> [BRANO FORNITO]:
C’è in cartella una nota un po’ criptica che fa anche pensare all’utilizzo di morfina per calmare Giulio così tanto agitato, chissà. Il suo fisico sottoposto probabilmente ad una tempesta emotiva interna fatta di delirio e ribellione, comincia a dare segni di stanchezza, prima viene curato per una cherato congiuntivite, poi per una blefaro congiuntivite granulosa. Tutte queste cose lo tengono fermo in infermeria per diverso tempo e ne rallentano l’inserimento nella vita del manicomio. All’inizio rifiuta le medicazioni agli occhi, probabilmente dolorose e fastidiose, con lui bisogna discutere ogni cosa, oppone resistenza su tutto. Al mattino fa storie per alzarsi, vorrebbe rimanere sempre a letto. Pare di sentire la descrizione di un bambino capriccioso e oppositivo. Poi si manifesta una febbre gastrica, ma nel gennaio dell’81 è finalmente guarito di questi malanni e inserito nella terza sala dell’edificio Centrale.
I medici sembrano non occuparsi di lui per diverso tempo, durante il quale la situazione migliora, lavora e mantiene un contegno buono. La nota successiva a quella di febbraio ’82 arriva nel settembre, per segnalare un nuovo tentativo di dimissione. Questa volta l’osservazione e la cura sono state più lunghe, è durata più di un anno e tutti sperano che a casa vada bene.
Invece tutto si ripete di nuovo. Due giorni dopo torna in stato di forte esaltamento. In questa successiva tranche di ricovero viene spesso legato, tanto che si manifestano ulcere cancrenose nei punti in cui i legacci sfregano ai polsi ed ai talloni. Ancora molta infermeria per farlo guarire, anche se quelle brutte cicatrici di un colore vinoso e scuro non guariscono mai del tutto. È necessaria tutta l’estate del 1882 perché le lesioni risarciscano e quando lo sono viene proposto a Giulio di alzarsi e ritornare ai lavori. Lui oppone un atteggiamento ipocondriaco, il medico dice che non si può insistere troppo e lo trattiene in infermeria come lui stesso chiede. Ma l’aspetto generale è buono e per Natale del 1882 si può registrare che riprende una vita sociale con gli altri malati. Da questo punto le note dei medici assumono un ritmo annuale, dal natale del 1882 si va a quello dell’anno dopo. Ha lavorato bene, lui stesso dice (ma chissà se ci crede davvero?) che ha pensato meno alle solite cose, ha lavorato nei campi, a intrecciare lo spalto, alla lavanderia, ha tenuto buoni rapporti con gli altri. Così nel novembre del 1884 viene di nuovo dimesso.

> [DATI FORNITI]:

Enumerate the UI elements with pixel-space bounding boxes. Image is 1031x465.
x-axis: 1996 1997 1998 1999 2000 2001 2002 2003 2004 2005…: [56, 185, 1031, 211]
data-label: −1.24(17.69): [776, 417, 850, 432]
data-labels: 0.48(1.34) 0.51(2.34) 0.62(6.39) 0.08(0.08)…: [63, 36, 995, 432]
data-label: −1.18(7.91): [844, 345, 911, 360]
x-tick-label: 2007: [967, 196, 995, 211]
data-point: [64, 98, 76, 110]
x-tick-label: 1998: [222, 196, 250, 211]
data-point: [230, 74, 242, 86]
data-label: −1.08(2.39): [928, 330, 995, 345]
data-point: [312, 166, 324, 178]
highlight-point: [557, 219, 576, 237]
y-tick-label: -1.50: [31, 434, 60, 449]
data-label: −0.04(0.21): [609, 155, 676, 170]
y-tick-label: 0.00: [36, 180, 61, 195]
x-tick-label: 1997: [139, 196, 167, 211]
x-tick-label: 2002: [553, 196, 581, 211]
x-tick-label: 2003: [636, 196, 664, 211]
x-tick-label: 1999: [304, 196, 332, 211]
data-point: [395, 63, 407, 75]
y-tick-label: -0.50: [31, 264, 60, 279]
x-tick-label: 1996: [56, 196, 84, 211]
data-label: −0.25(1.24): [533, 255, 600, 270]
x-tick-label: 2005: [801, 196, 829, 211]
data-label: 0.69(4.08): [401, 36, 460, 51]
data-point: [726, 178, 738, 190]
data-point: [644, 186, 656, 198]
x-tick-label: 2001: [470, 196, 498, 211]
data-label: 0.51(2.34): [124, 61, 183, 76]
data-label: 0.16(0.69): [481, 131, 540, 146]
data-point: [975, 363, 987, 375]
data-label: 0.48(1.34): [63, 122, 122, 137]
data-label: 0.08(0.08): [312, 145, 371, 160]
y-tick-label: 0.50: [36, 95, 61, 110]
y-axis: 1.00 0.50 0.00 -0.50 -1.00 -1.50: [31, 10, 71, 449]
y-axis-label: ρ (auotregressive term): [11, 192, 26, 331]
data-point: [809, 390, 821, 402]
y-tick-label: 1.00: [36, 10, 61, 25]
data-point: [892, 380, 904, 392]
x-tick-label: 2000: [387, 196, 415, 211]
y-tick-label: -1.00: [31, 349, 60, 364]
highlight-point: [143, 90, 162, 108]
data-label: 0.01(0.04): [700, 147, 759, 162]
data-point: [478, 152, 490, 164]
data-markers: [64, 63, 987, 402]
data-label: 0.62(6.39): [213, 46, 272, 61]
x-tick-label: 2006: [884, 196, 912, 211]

> [ATTIVITÀ]: Quali malattie o lesioni fisiche di Giulio nomina il brano fornito? Elencale tutte.

> [RISPOSTA]:
- cherato congiuntivite
- blefaro congiuntivite granulosa
- febbre gastrica
- ulcere cancrenose